| Arbeitsanweisungen |
1/ Nennen Sie sämtliche geografischen Namen (Länder und Orte), die in der Familiengeschichte vorkommen.
2/ Schreiben Sie aus der Familiengeschichte den Abschnitt von "Anfangs des 20." bis einschließlich "Magdalena, ist kurz." wortgetreu ab.

| Dokumentabschnitt |
###

Er starb 1923 und hinterließ seine Frau allein mit den neun Kindern.


Die Geschichte hätte ganz anders verlaufen können


Anfangs des 20. Jahrhunderts ging Józef zum Arbeiten in die USA. Er wollte, dass seine Frau Magdalena Knapik zu ihm nachkommt. Er hat ihr sogar die Schiffskarten geschickt. Die Eltern von Magdalena ließen sie jedoch nicht weggehen, sie fürchteten, dass das Schiff untergehen könnte (man sprach damals viel über den tragischen Untergang der Titanic).
Józef kam also zu seiner Frau zurück und baute ein schönes Haus in Ochodza, in der Nähe von Krakau.

 

 

Soldat

Antoni

Die Geschichte von Antoni, dem Bruder meiner Uroma Magdalena, ist kurz.
Antoni diente bei der österreichisch-ungarischen Armee.
Er verschwand bei Kämpfen an der Front.

###

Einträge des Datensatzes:
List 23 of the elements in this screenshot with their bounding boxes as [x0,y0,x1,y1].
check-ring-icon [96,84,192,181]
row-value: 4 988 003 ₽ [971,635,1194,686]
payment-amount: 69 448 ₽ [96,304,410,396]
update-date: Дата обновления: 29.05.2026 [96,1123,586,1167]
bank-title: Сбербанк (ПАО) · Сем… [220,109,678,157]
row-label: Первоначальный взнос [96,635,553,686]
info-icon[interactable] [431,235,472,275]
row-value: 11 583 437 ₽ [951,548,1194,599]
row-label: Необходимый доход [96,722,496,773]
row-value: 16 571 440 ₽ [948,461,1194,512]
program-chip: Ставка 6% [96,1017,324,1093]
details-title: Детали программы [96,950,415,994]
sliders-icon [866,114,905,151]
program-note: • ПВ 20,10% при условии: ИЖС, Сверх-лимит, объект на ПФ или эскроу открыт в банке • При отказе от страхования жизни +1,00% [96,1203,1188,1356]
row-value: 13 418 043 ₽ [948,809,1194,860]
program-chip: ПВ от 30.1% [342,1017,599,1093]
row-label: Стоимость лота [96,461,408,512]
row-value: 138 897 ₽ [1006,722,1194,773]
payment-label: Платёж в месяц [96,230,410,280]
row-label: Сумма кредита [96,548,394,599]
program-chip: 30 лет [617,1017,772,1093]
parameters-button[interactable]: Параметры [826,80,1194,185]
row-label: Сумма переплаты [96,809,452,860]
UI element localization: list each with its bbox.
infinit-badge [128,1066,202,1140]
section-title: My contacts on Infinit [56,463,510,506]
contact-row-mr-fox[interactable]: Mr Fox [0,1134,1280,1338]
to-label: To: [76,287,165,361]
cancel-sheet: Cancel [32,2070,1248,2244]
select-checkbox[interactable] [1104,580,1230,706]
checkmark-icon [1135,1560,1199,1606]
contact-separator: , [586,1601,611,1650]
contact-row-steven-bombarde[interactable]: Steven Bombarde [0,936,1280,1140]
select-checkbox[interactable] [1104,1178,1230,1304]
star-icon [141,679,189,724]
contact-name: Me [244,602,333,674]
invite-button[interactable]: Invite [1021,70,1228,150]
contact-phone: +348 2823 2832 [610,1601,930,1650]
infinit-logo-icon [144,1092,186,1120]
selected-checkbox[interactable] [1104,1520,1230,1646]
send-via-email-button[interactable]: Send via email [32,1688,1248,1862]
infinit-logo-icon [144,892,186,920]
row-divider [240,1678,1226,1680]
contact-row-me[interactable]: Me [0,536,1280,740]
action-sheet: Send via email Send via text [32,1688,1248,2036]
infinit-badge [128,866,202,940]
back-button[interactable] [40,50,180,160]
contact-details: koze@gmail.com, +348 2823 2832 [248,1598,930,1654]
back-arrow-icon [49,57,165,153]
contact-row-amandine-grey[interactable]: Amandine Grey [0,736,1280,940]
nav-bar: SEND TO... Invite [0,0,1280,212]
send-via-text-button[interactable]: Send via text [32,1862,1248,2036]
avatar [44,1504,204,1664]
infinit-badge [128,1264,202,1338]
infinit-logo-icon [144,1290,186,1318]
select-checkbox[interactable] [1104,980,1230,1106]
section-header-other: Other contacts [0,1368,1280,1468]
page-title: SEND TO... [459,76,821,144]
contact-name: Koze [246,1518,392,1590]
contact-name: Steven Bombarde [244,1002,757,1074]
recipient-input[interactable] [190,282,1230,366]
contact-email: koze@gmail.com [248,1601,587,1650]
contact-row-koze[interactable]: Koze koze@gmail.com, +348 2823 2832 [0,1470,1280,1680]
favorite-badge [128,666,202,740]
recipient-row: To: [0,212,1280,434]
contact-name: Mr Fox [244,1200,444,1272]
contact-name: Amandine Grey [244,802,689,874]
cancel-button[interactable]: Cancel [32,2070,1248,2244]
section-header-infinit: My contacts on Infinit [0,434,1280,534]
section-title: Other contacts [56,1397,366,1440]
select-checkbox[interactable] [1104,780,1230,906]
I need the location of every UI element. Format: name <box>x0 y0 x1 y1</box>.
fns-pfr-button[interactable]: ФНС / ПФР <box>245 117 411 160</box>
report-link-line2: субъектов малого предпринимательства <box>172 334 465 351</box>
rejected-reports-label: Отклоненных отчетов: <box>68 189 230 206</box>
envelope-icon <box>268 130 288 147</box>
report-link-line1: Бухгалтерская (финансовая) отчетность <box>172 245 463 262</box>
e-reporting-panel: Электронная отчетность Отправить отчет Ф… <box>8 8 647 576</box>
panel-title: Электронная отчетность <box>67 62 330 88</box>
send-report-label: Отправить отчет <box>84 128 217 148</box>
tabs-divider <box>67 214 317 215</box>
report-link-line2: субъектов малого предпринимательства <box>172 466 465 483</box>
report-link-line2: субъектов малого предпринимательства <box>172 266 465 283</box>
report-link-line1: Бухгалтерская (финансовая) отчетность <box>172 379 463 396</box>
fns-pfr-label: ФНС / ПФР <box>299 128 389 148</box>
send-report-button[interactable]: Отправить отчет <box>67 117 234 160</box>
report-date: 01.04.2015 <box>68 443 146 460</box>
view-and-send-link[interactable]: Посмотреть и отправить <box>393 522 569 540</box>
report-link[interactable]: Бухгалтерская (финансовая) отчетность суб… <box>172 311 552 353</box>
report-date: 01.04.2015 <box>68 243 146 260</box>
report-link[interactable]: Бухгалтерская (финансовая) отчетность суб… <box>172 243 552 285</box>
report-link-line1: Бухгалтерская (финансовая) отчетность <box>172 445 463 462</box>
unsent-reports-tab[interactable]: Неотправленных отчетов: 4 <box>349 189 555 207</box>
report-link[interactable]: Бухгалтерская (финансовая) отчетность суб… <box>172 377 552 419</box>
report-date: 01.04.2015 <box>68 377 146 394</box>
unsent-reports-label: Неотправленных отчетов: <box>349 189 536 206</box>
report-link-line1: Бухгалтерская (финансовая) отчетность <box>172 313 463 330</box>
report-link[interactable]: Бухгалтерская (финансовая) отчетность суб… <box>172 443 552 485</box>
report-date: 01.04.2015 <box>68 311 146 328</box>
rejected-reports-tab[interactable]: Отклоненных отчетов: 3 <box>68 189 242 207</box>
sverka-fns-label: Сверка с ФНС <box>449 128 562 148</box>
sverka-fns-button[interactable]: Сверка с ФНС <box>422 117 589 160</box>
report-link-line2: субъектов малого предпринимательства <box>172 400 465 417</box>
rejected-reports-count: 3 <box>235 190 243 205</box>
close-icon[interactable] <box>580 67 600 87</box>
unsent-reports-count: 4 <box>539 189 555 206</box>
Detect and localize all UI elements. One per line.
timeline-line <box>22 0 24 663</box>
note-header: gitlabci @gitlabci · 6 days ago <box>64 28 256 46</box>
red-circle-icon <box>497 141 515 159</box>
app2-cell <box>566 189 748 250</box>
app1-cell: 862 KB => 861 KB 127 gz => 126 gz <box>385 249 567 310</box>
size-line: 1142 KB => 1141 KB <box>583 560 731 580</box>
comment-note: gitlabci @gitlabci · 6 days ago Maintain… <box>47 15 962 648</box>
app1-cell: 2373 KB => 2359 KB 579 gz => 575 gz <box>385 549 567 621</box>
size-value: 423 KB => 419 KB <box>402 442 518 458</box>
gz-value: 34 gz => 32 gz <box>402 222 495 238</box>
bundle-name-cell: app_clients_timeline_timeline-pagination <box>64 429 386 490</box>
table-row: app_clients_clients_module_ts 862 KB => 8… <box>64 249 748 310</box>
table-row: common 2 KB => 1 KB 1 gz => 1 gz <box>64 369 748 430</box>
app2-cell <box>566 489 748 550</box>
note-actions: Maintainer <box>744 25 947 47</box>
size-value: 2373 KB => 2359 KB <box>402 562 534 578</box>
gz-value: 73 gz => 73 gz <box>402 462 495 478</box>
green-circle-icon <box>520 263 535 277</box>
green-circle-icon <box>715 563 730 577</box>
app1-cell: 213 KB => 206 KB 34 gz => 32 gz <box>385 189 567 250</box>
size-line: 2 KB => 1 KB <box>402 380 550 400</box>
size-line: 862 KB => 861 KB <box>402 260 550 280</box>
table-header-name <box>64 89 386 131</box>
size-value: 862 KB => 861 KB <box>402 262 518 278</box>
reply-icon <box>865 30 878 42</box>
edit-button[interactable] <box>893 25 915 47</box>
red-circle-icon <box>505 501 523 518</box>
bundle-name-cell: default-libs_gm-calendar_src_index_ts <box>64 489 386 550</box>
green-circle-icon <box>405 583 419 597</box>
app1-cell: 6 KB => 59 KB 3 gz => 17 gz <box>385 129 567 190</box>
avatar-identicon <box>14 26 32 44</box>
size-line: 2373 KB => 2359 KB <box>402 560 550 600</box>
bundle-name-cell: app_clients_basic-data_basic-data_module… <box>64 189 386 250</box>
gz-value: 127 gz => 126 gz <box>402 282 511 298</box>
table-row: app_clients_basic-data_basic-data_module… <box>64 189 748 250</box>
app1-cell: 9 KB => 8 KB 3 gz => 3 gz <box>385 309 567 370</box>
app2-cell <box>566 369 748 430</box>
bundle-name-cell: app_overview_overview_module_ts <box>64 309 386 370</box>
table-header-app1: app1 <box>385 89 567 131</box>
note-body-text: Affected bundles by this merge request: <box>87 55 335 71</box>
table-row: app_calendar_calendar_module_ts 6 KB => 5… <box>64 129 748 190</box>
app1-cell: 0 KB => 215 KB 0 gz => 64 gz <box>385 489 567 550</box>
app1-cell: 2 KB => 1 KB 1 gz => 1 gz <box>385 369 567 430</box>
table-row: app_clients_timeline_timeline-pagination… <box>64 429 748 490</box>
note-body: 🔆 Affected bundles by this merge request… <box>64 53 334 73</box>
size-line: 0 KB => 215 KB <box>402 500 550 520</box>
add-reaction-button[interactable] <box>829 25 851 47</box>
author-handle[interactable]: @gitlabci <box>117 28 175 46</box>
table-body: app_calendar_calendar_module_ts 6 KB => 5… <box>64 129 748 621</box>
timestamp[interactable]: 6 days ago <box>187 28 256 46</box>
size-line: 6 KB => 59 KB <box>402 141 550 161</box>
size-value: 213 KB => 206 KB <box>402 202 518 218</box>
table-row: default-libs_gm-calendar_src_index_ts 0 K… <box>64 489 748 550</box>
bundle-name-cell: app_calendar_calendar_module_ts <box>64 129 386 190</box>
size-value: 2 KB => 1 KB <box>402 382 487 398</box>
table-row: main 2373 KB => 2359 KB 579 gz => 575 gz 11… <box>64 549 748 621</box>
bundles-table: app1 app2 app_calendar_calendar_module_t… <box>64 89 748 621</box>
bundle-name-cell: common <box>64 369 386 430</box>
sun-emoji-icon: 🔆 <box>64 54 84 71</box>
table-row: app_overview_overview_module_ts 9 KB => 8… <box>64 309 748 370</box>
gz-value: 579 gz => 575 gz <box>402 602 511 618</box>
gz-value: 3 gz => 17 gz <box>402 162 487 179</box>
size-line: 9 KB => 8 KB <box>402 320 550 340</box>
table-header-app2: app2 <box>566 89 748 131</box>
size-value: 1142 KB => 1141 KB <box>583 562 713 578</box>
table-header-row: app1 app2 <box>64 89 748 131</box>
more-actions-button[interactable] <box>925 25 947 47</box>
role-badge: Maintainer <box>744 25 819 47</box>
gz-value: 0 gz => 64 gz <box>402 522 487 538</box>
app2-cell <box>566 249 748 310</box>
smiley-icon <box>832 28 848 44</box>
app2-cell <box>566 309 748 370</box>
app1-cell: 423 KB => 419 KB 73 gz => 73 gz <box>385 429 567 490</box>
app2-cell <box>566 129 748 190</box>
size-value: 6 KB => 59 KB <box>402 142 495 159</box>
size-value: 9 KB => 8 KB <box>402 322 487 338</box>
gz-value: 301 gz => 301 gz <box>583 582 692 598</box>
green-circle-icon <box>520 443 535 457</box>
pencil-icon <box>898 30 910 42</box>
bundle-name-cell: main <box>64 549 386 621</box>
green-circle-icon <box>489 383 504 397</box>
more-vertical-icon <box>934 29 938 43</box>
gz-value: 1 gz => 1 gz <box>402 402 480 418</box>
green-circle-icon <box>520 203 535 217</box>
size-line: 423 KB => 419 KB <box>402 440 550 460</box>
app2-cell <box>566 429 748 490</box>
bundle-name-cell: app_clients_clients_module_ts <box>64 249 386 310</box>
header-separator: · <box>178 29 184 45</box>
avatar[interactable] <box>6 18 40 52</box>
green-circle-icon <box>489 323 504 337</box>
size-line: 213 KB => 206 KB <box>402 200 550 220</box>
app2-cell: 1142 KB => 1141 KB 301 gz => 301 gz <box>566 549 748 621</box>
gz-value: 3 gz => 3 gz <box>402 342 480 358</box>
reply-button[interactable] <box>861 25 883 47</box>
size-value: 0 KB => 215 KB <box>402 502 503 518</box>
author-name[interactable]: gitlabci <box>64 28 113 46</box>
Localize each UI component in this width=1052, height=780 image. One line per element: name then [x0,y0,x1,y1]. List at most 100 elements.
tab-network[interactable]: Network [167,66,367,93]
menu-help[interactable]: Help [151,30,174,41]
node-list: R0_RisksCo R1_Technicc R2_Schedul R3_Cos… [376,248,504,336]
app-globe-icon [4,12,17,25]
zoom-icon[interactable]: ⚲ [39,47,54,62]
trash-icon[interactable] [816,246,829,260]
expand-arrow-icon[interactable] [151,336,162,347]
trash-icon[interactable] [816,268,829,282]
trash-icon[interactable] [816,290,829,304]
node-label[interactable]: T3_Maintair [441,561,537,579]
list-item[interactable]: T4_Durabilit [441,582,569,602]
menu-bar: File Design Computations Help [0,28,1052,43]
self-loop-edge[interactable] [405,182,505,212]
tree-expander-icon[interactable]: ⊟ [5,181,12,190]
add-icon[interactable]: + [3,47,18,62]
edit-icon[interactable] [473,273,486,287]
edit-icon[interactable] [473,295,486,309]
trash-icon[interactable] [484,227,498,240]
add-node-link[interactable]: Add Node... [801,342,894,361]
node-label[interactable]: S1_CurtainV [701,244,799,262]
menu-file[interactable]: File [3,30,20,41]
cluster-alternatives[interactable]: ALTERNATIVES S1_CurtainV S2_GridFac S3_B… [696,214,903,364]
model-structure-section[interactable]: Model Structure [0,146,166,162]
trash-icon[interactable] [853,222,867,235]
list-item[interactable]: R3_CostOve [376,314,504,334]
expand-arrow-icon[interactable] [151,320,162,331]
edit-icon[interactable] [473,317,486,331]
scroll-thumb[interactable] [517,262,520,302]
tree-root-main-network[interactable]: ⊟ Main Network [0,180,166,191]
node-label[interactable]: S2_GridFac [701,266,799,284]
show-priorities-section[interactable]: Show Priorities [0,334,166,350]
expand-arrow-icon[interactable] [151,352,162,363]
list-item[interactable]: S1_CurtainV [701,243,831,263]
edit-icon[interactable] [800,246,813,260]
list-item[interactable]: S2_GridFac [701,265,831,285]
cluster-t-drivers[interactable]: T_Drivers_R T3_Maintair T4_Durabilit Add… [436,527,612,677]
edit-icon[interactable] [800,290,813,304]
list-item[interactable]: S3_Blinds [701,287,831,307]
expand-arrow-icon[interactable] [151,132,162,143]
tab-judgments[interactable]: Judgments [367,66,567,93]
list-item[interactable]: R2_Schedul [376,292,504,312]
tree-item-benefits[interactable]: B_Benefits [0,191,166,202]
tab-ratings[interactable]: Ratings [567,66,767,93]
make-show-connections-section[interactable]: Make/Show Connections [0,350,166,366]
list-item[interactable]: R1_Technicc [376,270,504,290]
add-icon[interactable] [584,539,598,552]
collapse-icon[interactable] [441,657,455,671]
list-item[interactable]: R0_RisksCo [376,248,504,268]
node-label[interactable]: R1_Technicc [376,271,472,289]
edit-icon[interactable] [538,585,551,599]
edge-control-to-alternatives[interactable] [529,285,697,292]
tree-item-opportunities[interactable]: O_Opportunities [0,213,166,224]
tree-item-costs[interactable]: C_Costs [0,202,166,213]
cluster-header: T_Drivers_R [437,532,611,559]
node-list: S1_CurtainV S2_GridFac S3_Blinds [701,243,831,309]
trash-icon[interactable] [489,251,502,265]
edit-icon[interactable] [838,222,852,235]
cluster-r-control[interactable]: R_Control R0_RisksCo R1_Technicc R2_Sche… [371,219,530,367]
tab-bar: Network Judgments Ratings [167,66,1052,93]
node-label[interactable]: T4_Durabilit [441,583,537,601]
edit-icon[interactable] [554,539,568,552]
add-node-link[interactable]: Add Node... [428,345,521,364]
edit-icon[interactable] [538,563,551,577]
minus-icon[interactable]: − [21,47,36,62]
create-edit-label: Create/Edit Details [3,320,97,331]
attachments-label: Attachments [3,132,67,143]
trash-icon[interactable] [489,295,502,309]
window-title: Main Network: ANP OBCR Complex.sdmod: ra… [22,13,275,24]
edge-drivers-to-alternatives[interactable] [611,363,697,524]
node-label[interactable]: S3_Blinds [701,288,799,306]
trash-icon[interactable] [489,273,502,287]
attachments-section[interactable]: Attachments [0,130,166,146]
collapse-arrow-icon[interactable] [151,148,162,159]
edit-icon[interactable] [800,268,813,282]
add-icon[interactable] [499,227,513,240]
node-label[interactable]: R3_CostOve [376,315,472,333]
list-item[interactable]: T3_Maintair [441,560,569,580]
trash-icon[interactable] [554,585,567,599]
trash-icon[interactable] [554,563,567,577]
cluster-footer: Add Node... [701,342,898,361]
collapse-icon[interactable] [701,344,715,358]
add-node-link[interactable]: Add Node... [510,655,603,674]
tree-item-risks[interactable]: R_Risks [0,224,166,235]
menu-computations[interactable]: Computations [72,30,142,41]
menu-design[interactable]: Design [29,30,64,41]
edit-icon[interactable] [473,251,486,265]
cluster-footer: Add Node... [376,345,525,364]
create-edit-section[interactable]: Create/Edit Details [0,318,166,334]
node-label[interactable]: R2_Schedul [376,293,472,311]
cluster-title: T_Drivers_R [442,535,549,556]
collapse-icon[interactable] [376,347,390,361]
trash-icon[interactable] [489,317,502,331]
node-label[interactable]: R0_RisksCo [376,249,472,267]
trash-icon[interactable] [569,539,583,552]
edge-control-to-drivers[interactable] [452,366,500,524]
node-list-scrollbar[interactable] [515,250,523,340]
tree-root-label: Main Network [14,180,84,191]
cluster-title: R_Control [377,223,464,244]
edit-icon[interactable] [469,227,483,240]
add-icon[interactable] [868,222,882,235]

###

| Lösungen |
1/
USA
Ochodza
Krakau

2/
Anfangs des 20. Jahrhunderts ging Józef zum Arbeiten in die USA. Er wollte, dass seine Frau Magdalena Knapik zu ihm nachkommt. Er hat ihr sogar die Schiffskarten geschickt. Die Eltern von Magdalena ließen sie jedoch nicht weggehen, sie fürchteten, dass das Schiff untergehen könnte (man sprach damals viel über den tragischen Untergang der Titanic).
Józef kam also zu seiner Frau zurück und baute ein schönes Haus in Ochodza, in der Nähe von Krakau.

 

 

Soldat

Antoni

Die Geschichte von Antoni, dem Bruder meiner Uroma Magdalena, ist kurz.